## TASK DETAILS
Quote every line below exactly and skip any picture.
Start PROVIDED DATA
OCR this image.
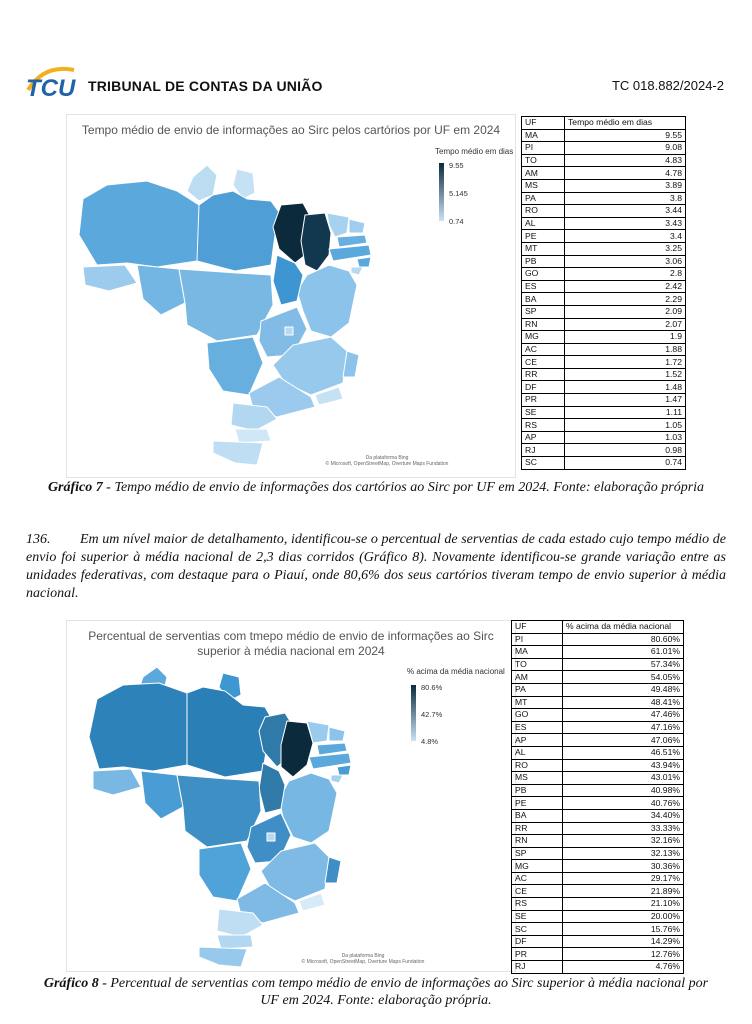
TCU TRIBUNAL DE CONTAS DA UNIÃO	TC 018.882/2024-2
Tempo médio de envio de informações ao Sirc pelos cartórios por UF em 2024
Tempo médio em dias
9.55
5.145
0.74
Da plataforma Bing
© Microsoft, OpenStreetMap, Overture Maps Fundation
UF	Tempo médio em dias
MA	9.55
PI	9.08
TO	4.83
AM	4.78
MS	3.89
PA	3.8
RO	3.44
AL	3.43
PE	3.4
MT	3.25
PB	3.06
GO	2.8
ES	2.42
BA	2.29
SP	2.09
RN	2.07
MG	1.9
AC	1.88
CE	1.72
RR	1.52
DF	1.48
PR	1.47
SE	1.11
RS	1.05
AP	1.03
RJ	0.98
SC	0.74
Gráfico 7 - Tempo médio de envio de informações dos cartórios ao Sirc por UF em 2024. Fonte: elaboração própria
136. Em um nível maior de detalhamento, identificou-se o percentual de serventias de cada estado cujo tempo médio de envio foi superior à média nacional de 2,3 dias corridos (Gráfico 8). Novamente identificou-se grande variação entre as unidades federativas, com destaque para o Piauí, onde 80,6% dos seus cartórios tiveram tempo de envio superior à média nacional.
Percentual de serventias com tmepo médio de envio de informações ao Sirc
superior à média nacional em 2024
% acima da média nacional
80.6%
42.7%
4.8%
Da plataforma Bing
© Microsoft, OpenStreetMap, Overture Maps Fundation
UF	% acima da média nacional
PI	80.60%
MA	61.01%
TO	57.34%
AM	54.05%
PA	49.48%
MT	48.41%
GO	47.46%
ES	47.16%
AP	47.06%
AL	46.51%
RO	43.94%
MS	43.01%
PB	40.98%
PE	40.76%
BA	34.40%
RR	33.33%
RN	32.16%
SP	32.13%
MG	30.36%
AC	29.17%
CE	21.89%
RS	21.10%
SE	20.00%
SC	15.76%
DF	14.29%
PR	12.76%
RJ	4.76%
Gráfico 8 - Percentual de serventias com tempo médio de envio de informações ao Sirc superior à média nacional por UF em 2024. Fonte: elaboração própria.
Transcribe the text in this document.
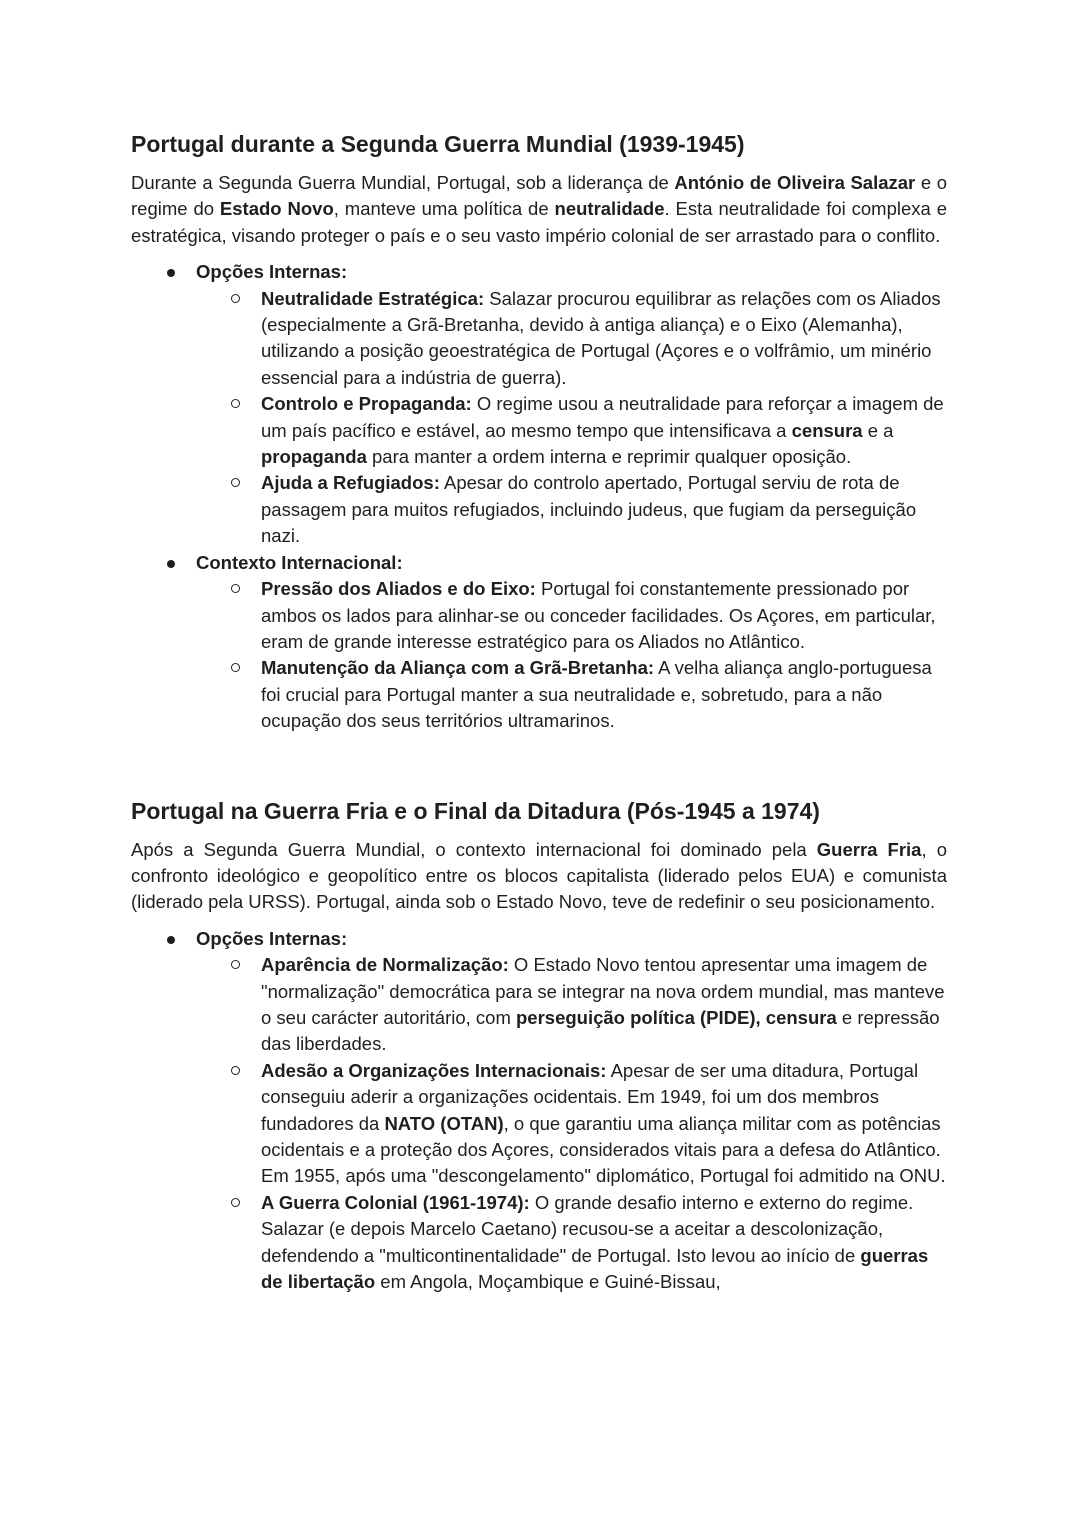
Portugal durante a Segunda Guerra Mundial (1939-1945)

Durante a Segunda Guerra Mundial, Portugal, sob a liderança de António de Oliveira Salazar e o regime do Estado Novo, manteve uma política de neutralidade. Esta neutralidade foi complexa e estratégica, visando proteger o país e o seu vasto império colonial de ser arrastado para o conflito.

Opções Internas:
Neutralidade Estratégica: Salazar procurou equilibrar as relações com os Aliados (especialmente a Grã-Bretanha, devido à antiga aliança) e o Eixo (Alemanha), utilizando a posição geoestratégica de Portugal (Açores e o volfrâmio, um minério essencial para a indústria de guerra).
Controlo e Propaganda: O regime usou a neutralidade para reforçar a imagem de um país pacífico e estável, ao mesmo tempo que intensificava a censura e a propaganda para manter a ordem interna e reprimir qualquer oposição.
Ajuda a Refugiados: Apesar do controlo apertado, Portugal serviu de rota de passagem para muitos refugiados, incluindo judeus, que fugiam da perseguição nazi.
Contexto Internacional:
Pressão dos Aliados e do Eixo: Portugal foi constantemente pressionado por ambos os lados para alinhar-se ou conceder facilidades. Os Açores, em particular, eram de grande interesse estratégico para os Aliados no Atlântico.
Manutenção da Aliança com a Grã-Bretanha: A velha aliança anglo-portuguesa foi crucial para Portugal manter a sua neutralidade e, sobretudo, para a não ocupação dos seus territórios ultramarinos.
Portugal na Guerra Fria e o Final da Ditadura (Pós-1945 a 1974)

Após a Segunda Guerra Mundial, o contexto internacional foi dominado pela Guerra Fria, o confronto ideológico e geopolítico entre os blocos capitalista (liderado pelos EUA) e comunista (liderado pela URSS). Portugal, ainda sob o Estado Novo, teve de redefinir o seu posicionamento.

Opções Internas:
Aparência de Normalização: O Estado Novo tentou apresentar uma imagem de "normalização" democrática para se integrar na nova ordem mundial, mas manteve o seu carácter autoritário, com perseguição política (PIDE), censura e repressão das liberdades.
Adesão a Organizações Internacionais: Apesar de ser uma ditadura, Portugal conseguiu aderir a organizações ocidentais. Em 1949, foi um dos membros fundadores da NATO (OTAN), o que garantiu uma aliança militar com as potências ocidentais e a proteção dos Açores, considerados vitais para a defesa do Atlântico. Em 1955, após uma "descongelamento" diplomático, Portugal foi admitido na ONU.
A Guerra Colonial (1961-1974): O grande desafio interno e externo do regime. Salazar (e depois Marcelo Caetano) recusou-se a aceitar a descolonização, defendendo a "multicontinentalidade" de Portugal. Isto levou ao início de guerras de libertação em Angola, Moçambique e Guiné-Bissau,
End PROVIDED DATA
## SOLUTION TO THIS EXERCISE
OCR this image.
TCU TRIBUNAL DE CONTAS DA UNIÃO	TC 018.882/2024-2
Tempo médio de envio de informações ao Sirc pelos cartórios por UF em 2024
Tempo médio em dias
9.55
5.145
0.74
Da plataforma Bing
© Microsoft, OpenStreetMap, Overture Maps Fundation
UF	Tempo médio em dias
MA	9.55
PI	9.08
TO	4.83
AM	4.78
MS	3.89
PA	3.8
RO	3.44
AL	3.43
PE	3.4
MT	3.25
PB	3.06
GO	2.8
ES	2.42
BA	2.29
SP	2.09
RN	2.07
MG	1.9
AC	1.88
CE	1.72
RR	1.52
DF	1.48
PR	1.47
SE	1.11
RS	1.05
AP	1.03
RJ	0.98
SC	0.74
Gráfico 7 - Tempo médio de envio de informações dos cartórios ao Sirc por UF em 2024. Fonte: elaboração própria
136. Em um nível maior de detalhamento, identificou-se o percentual de serventias de cada estado cujo tempo médio de envio foi superior à média nacional de 2,3 dias corridos (Gráfico 8). Novamente identificou-se grande variação entre as unidades federativas, com destaque para o Piauí, onde 80,6% dos seus cartórios tiveram tempo de envio superior à média nacional.
Percentual de serventias com tmepo médio de envio de informações ao Sirc
superior à média nacional em 2024
% acima da média nacional
80.6%
42.7%
4.8%
Da plataforma Bing
© Microsoft, OpenStreetMap, Overture Maps Fundation
UF	% acima da média nacional
PI	80.60%
MA	61.01%
TO	57.34%
AM	54.05%
PA	49.48%
MT	48.41%
GO	47.46%
ES	47.16%
AP	47.06%
AL	46.51%
RO	43.94%
MS	43.01%
PB	40.98%
PE	40.76%
BA	34.40%
RR	33.33%
RN	32.16%
SP	32.13%
MG	30.36%
AC	29.17%
CE	21.89%
RS	21.10%
SE	20.00%
SC	15.76%
DF	14.29%
PR	12.76%
RJ	4.76%
Gráfico 8 - Percentual de serventias com tempo médio de envio de informações ao Sirc superior à média nacional por UF em 2024. Fonte: elaboração própria.
Transcribe the text in this document.
Portugal durante a Segunda Guerra Mundial (1939-1945)

Durante a Segunda Guerra Mundial, Portugal, sob a liderança de António de Oliveira Salazar e o regime do Estado Novo, manteve uma política de neutralidade. Esta neutralidade foi complexa e estratégica, visando proteger o país e o seu vasto império colonial de ser arrastado para o conflito.

Opções Internas:
Neutralidade Estratégica: Salazar procurou equilibrar as relações com os Aliados (especialmente a Grã-Bretanha, devido à antiga aliança) e o Eixo (Alemanha), utilizando a posição geoestratégica de Portugal (Açores e o volfrâmio, um minério essencial para a indústria de guerra).
Controlo e Propaganda: O regime usou a neutralidade para reforçar a imagem de um país pacífico e estável, ao mesmo tempo que intensificava a censura e a propaganda para manter a ordem interna e reprimir qualquer oposição.
Ajuda a Refugiados: Apesar do controlo apertado, Portugal serviu de rota de passagem para muitos refugiados, incluindo judeus, que fugiam da perseguição nazi.
Contexto Internacional:
Pressão dos Aliados e do Eixo: Portugal foi constantemente pressionado por ambos os lados para alinhar-se ou conceder facilidades. Os Açores, em particular, eram de grande interesse estratégico para os Aliados no Atlântico.
Manutenção da Aliança com a Grã-Bretanha: A velha aliança anglo-portuguesa foi crucial para Portugal manter a sua neutralidade e, sobretudo, para a não ocupação dos seus territórios ultramarinos.
Portugal na Guerra Fria e o Final da Ditadura (Pós-1945 a 1974)

Após a Segunda Guerra Mundial, o contexto internacional foi dominado pela Guerra Fria, o confronto ideológico e geopolítico entre os blocos capitalista (liderado pelos EUA) e comunista (liderado pela URSS). Portugal, ainda sob o Estado Novo, teve de redefinir o seu posicionamento.

Opções Internas:
Aparência de Normalização: O Estado Novo tentou apresentar uma imagem de "normalização" democrática para se integrar na nova ordem mundial, mas manteve o seu carácter autoritário, com perseguição política (PIDE), censura e repressão das liberdades.
Adesão a Organizações Internacionais: Apesar de ser uma ditadura, Portugal conseguiu aderir a organizações ocidentais. Em 1949, foi um dos membros fundadores da NATO (OTAN), o que garantiu uma aliança militar com as potências ocidentais e a proteção dos Açores, considerados vitais para a defesa do Atlântico. Em 1955, após uma "descongelamento" diplomático, Portugal foi admitido na ONU.
A Guerra Colonial (1961-1974): O grande desafio interno e externo do regime. Salazar (e depois Marcelo Caetano) recusou-se a aceitar a descolonização, defendendo a "multicontinentalidade" de Portugal. Isto levou ao início de guerras de libertação em Angola, Moçambique e Guiné-Bissau,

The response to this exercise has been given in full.